THE REQUEST: Reproduce each record below exactly as written.

── DATA PROVIDED

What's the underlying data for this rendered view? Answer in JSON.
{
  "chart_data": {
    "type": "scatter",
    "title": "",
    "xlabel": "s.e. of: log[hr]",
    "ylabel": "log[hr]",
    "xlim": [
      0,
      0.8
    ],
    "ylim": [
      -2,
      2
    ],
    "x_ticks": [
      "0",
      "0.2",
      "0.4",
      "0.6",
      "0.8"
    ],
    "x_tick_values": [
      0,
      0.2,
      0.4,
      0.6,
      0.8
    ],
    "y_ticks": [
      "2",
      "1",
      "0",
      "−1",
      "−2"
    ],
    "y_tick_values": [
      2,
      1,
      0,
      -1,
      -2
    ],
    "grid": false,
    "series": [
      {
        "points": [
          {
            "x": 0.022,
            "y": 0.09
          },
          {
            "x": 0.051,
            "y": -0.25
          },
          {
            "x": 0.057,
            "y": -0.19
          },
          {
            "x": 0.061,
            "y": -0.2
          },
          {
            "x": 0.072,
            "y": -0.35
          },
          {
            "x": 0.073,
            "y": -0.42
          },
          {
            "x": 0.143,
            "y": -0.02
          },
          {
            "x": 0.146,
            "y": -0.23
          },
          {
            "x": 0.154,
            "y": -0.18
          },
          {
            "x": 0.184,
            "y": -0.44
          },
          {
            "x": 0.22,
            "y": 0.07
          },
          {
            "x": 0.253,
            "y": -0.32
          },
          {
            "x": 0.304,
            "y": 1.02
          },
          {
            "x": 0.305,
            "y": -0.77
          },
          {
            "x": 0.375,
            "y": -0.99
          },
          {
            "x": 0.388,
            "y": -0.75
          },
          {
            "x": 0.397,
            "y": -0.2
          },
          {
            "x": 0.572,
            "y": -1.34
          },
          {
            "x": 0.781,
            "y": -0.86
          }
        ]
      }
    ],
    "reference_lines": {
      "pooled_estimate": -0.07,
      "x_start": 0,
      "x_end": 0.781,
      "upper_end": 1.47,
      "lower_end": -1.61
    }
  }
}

────

TASK OUTPUT:
What's the underlying data for this rendered view? Answer in JSON.
{
  "chart_data": {
    "type": "scatter",
    "title": "",
    "xlabel": "s.e. of: log[hr]",
    "ylabel": "log[hr]",
    "xlim": [
      0,
      0.8
    ],
    "ylim": [
      -2,
      2
    ],
    "x_ticks": [
      "0",
      "0.2",
      "0.4",
      "0.6",
      "0.8"
    ],
    "x_tick_values": [
      0,
      0.2,
      0.4,
      0.6,
      0.8
    ],
    "y_ticks": [
      "2",
      "1",
      "0",
      "−1",
      "−2"
    ],
    "y_tick_values": [
      2,
      1,
      0,
      -1,
      -2
    ],
    "grid": false,
    "series": [
      {
        "points": [
          {
            "x": 0.022,
            "y": 0.09
          },
          {
            "x": 0.051,
            "y": -0.25
          },
          {
            "x": 0.057,
            "y": -0.19
          },
          {
            "x": 0.061,
            "y": -0.2
          },
          {
            "x": 0.072,
            "y": -0.35
          },
          {
            "x": 0.073,
            "y": -0.42
          },
          {
            "x": 0.143,
            "y": -0.02
          },
          {
            "x": 0.146,
            "y": -0.23
          },
          {
            "x": 0.154,
            "y": -0.18
          },
          {
            "x": 0.184,
            "y": -0.44
          },
          {
            "x": 0.22,
            "y": 0.07
          },
          {
            "x": 0.253,
            "y": -0.32
          },
          {
            "x": 0.304,
            "y": 1.02
          },
          {
            "x": 0.305,
            "y": -0.77
          },
          {
            "x": 0.375,
            "y": -0.99
          },
          {
            "x": 0.388,
            "y": -0.75
          },
          {
            "x": 0.397,
            "y": -0.2
          },
          {
            "x": 0.572,
            "y": -1.34
          },
          {
            "x": 0.781,
            "y": -0.86
          }
        ]
      }
    ],
    "reference_lines": {
      "pooled_estimate": -0.07,
      "x_start": 0,
      "x_end": 0.781,
      "upper_end": 1.47,
      "lower_end": -1.61
    }
  }
}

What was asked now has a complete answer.